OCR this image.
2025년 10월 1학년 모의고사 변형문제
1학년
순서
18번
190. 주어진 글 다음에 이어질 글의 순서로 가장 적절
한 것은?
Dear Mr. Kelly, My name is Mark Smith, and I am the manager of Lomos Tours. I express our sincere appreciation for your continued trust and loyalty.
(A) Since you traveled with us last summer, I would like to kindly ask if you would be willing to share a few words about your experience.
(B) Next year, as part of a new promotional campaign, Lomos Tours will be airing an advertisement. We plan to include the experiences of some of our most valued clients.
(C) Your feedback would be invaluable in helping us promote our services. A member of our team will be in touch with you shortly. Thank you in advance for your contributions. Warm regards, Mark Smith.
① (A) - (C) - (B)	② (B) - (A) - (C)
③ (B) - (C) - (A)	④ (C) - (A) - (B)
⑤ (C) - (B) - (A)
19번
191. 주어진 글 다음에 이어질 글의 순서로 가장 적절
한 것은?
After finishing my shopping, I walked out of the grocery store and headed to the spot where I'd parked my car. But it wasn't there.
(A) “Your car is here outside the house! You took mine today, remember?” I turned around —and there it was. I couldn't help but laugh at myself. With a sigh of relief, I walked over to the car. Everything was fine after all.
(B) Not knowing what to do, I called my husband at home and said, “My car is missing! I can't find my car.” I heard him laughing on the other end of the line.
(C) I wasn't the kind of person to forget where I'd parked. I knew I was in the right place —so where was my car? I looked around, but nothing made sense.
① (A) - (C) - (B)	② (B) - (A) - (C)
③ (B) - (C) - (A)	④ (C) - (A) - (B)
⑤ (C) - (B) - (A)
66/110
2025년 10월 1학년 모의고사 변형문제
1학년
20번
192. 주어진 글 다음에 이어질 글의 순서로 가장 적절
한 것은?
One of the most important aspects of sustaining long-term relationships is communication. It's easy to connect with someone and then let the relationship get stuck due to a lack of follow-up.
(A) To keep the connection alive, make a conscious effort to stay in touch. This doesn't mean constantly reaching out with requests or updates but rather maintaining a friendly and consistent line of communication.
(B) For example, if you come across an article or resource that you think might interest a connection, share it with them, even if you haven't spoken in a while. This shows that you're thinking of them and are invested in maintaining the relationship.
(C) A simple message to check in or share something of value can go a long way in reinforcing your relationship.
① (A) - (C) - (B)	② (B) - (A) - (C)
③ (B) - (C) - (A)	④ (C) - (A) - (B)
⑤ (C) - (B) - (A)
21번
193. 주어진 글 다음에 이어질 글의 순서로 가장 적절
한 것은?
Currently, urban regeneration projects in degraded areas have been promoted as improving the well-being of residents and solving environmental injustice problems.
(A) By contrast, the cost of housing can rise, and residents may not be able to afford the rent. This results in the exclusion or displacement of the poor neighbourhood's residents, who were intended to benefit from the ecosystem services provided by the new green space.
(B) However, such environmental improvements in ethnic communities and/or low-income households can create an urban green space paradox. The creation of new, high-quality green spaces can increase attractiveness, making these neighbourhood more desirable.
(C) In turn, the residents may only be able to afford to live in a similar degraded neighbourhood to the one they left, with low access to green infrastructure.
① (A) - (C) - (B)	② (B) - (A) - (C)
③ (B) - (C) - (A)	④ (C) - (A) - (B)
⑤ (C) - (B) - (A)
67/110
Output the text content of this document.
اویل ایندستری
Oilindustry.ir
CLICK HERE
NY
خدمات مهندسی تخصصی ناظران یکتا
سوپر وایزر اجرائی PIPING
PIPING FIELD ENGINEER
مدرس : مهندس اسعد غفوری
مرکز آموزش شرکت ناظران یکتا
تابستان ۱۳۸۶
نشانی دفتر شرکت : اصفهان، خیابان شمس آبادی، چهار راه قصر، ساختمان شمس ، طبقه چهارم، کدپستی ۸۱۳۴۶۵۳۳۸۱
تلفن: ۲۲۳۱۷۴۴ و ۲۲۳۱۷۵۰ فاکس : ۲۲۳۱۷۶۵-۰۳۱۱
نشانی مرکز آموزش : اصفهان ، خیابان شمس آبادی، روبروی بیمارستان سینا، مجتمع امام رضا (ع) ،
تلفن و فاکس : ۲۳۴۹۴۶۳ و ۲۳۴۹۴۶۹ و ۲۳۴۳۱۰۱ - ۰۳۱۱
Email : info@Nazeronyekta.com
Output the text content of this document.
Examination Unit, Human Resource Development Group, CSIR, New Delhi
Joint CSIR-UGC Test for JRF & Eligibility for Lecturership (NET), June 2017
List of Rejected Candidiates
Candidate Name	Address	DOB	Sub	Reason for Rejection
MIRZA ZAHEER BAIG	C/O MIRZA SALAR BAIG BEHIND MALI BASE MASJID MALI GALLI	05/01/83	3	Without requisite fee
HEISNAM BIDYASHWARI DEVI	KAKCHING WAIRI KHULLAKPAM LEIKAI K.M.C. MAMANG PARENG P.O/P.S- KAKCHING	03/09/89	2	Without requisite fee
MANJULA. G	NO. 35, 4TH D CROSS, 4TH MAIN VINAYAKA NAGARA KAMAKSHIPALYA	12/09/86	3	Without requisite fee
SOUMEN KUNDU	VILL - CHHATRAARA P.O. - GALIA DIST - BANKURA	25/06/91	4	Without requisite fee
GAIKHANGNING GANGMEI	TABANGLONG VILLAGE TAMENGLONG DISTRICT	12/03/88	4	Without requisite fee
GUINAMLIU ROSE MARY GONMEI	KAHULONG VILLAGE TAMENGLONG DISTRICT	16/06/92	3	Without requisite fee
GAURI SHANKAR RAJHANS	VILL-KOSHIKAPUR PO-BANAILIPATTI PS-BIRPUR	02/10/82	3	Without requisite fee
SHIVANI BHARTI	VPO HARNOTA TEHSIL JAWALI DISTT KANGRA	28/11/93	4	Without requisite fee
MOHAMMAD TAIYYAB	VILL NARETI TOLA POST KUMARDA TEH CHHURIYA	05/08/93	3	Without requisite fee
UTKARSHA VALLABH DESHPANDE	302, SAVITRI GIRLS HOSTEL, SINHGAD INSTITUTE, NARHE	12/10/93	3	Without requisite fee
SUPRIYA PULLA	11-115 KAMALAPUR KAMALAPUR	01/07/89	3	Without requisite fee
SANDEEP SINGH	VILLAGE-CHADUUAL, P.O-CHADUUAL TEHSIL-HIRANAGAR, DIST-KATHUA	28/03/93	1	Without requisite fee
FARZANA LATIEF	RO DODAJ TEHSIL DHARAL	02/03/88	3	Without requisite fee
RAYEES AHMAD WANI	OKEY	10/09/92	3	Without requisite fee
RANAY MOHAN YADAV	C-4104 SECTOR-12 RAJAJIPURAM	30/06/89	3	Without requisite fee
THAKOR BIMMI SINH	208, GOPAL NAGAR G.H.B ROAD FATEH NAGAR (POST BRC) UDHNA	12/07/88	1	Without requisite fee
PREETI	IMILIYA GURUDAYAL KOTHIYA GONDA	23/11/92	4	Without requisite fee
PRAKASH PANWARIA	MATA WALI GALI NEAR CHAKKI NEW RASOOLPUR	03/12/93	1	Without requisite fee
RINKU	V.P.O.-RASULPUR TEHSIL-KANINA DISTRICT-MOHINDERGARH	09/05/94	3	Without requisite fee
━━━━━━━━━━━━━━━━━━━━
#### WHAT TO WORK ON
Copy the material above verbatim.

#### FULL OUTPUT
OCR this image.
2025년 10월 1학년 모의고사 변형문제
1학년
순서
18번
190. 주어진 글 다음에 이어질 글의 순서로 가장 적절
한 것은?
Dear Mr. Kelly, My name is Mark Smith, and I am the manager of Lomos Tours. I express our sincere appreciation for your continued trust and loyalty.
(A) Since you traveled with us last summer, I would like to kindly ask if you would be willing to share a few words about your experience.
(B) Next year, as part of a new promotional campaign, Lomos Tours will be airing an advertisement. We plan to include the experiences of some of our most valued clients.
(C) Your feedback would be invaluable in helping us promote our services. A member of our team will be in touch with you shortly. Thank you in advance for your contributions. Warm regards, Mark Smith.
① (A) - (C) - (B)	② (B) - (A) - (C)
③ (B) - (C) - (A)	④ (C) - (A) - (B)
⑤ (C) - (B) - (A)
19번
191. 주어진 글 다음에 이어질 글의 순서로 가장 적절
한 것은?
After finishing my shopping, I walked out of the grocery store and headed to the spot where I'd parked my car. But it wasn't there.
(A) “Your car is here outside the house! You took mine today, remember?” I turned around —and there it was. I couldn't help but laugh at myself. With a sigh of relief, I walked over to the car. Everything was fine after all.
(B) Not knowing what to do, I called my husband at home and said, “My car is missing! I can't find my car.” I heard him laughing on the other end of the line.
(C) I wasn't the kind of person to forget where I'd parked. I knew I was in the right place —so where was my car? I looked around, but nothing made sense.
① (A) - (C) - (B)	② (B) - (A) - (C)
③ (B) - (C) - (A)	④ (C) - (A) - (B)
⑤ (C) - (B) - (A)
66/110
2025년 10월 1학년 모의고사 변형문제
1학년
20번
192. 주어진 글 다음에 이어질 글의 순서로 가장 적절
한 것은?
One of the most important aspects of sustaining long-term relationships is communication. It's easy to connect with someone and then let the relationship get stuck due to a lack of follow-up.
(A) To keep the connection alive, make a conscious effort to stay in touch. This doesn't mean constantly reaching out with requests or updates but rather maintaining a friendly and consistent line of communication.
(B) For example, if you come across an article or resource that you think might interest a connection, share it with them, even if you haven't spoken in a while. This shows that you're thinking of them and are invested in maintaining the relationship.
(C) A simple message to check in or share something of value can go a long way in reinforcing your relationship.
① (A) - (C) - (B)	② (B) - (A) - (C)
③ (B) - (C) - (A)	④ (C) - (A) - (B)
⑤ (C) - (B) - (A)
21번
193. 주어진 글 다음에 이어질 글의 순서로 가장 적절
한 것은?
Currently, urban regeneration projects in degraded areas have been promoted as improving the well-being of residents and solving environmental injustice problems.
(A) By contrast, the cost of housing can rise, and residents may not be able to afford the rent. This results in the exclusion or displacement of the poor neighbourhood's residents, who were intended to benefit from the ecosystem services provided by the new green space.
(B) However, such environmental improvements in ethnic communities and/or low-income households can create an urban green space paradox. The creation of new, high-quality green spaces can increase attractiveness, making these neighbourhood more desirable.
(C) In turn, the residents may only be able to afford to live in a similar degraded neighbourhood to the one they left, with low access to green infrastructure.
① (A) - (C) - (B)	② (B) - (A) - (C)
③ (B) - (C) - (A)	④ (C) - (A) - (B)
⑤ (C) - (B) - (A)
67/110
Output the text content of this document.
اویل ایندستری
Oilindustry.ir
CLICK HERE
NY
خدمات مهندسی تخصصی ناظران یکتا
سوپر وایزر اجرائی PIPING
PIPING FIELD ENGINEER
مدرس : مهندس اسعد غفوری
مرکز آموزش شرکت ناظران یکتا
تابستان ۱۳۸۶
نشانی دفتر شرکت : اصفهان، خیابان شمس آبادی، چهار راه قصر، ساختمان شمس ، طبقه چهارم، کدپستی ۸۱۳۴۶۵۳۳۸۱
تلفن: ۲۲۳۱۷۴۴ و ۲۲۳۱۷۵۰ فاکس : ۲۲۳۱۷۶۵-۰۳۱۱
نشانی مرکز آموزش : اصفهان ، خیابان شمس آبادی، روبروی بیمارستان سینا، مجتمع امام رضا (ع) ،
تلفن و فاکس : ۲۳۴۹۴۶۳ و ۲۳۴۹۴۶۹ و ۲۳۴۳۱۰۱ - ۰۳۱۱
Email : info@Nazeronyekta.com
Output the text content of this document.
Examination Unit, Human Resource Development Group, CSIR, New Delhi
Joint CSIR-UGC Test for JRF & Eligibility for Lecturership (NET), June 2017
List of Rejected Candidiates
Candidate Name	Address	DOB	Sub	Reason for Rejection
MIRZA ZAHEER BAIG	C/O MIRZA SALAR BAIG BEHIND MALI BASE MASJID MALI GALLI	05/01/83	3	Without requisite fee
HEISNAM BIDYASHWARI DEVI	KAKCHING WAIRI KHULLAKPAM LEIKAI K.M.C. MAMANG PARENG P.O/P.S- KAKCHING	03/09/89	2	Without requisite fee
MANJULA. G	NO. 35, 4TH D CROSS, 4TH MAIN VINAYAKA NAGARA KAMAKSHIPALYA	12/09/86	3	Without requisite fee
SOUMEN KUNDU	VILL - CHHATRAARA P.O. - GALIA DIST - BANKURA	25/06/91	4	Without requisite fee
GAIKHANGNING GANGMEI	TABANGLONG VILLAGE TAMENGLONG DISTRICT	12/03/88	4	Without requisite fee
GUINAMLIU ROSE MARY GONMEI	KAHULONG VILLAGE TAMENGLONG DISTRICT	16/06/92	3	Without requisite fee
GAURI SHANKAR RAJHANS	VILL-KOSHIKAPUR PO-BANAILIPATTI PS-BIRPUR	02/10/82	3	Without requisite fee
SHIVANI BHARTI	VPO HARNOTA TEHSIL JAWALI DISTT KANGRA	28/11/93	4	Without requisite fee
MOHAMMAD TAIYYAB	VILL NARETI TOLA POST KUMARDA TEH CHHURIYA	05/08/93	3	Without requisite fee
UTKARSHA VALLABH DESHPANDE	302, SAVITRI GIRLS HOSTEL, SINHGAD INSTITUTE, NARHE	12/10/93	3	Without requisite fee
SUPRIYA PULLA	11-115 KAMALAPUR KAMALAPUR	01/07/89	3	Without requisite fee
SANDEEP SINGH	VILLAGE-CHADUUAL, P.O-CHADUUAL TEHSIL-HIRANAGAR, DIST-KATHUA	28/03/93	1	Without requisite fee
FARZANA LATIEF	RO DODAJ TEHSIL DHARAL	02/03/88	3	Without requisite fee
RAYEES AHMAD WANI	OKEY	10/09/92	3	Without requisite fee
RANAY MOHAN YADAV	C-4104 SECTOR-12 RAJAJIPURAM	30/06/89	3	Without requisite fee
THAKOR BIMMI SINH	208, GOPAL NAGAR G.H.B ROAD FATEH NAGAR (POST BRC) UDHNA	12/07/88	1	Without requisite fee
PREETI	IMILIYA GURUDAYAL KOTHIYA GONDA	23/11/92	4	Without requisite fee
PRAKASH PANWARIA	MATA WALI GALI NEAR CHAKKI NEW RASOOLPUR	03/12/93	1	Without requisite fee
RINKU	V.P.O.-RASULPUR TEHSIL-KANINA DISTRICT-MOHINDERGARH	09/05/94	3	Without requisite fee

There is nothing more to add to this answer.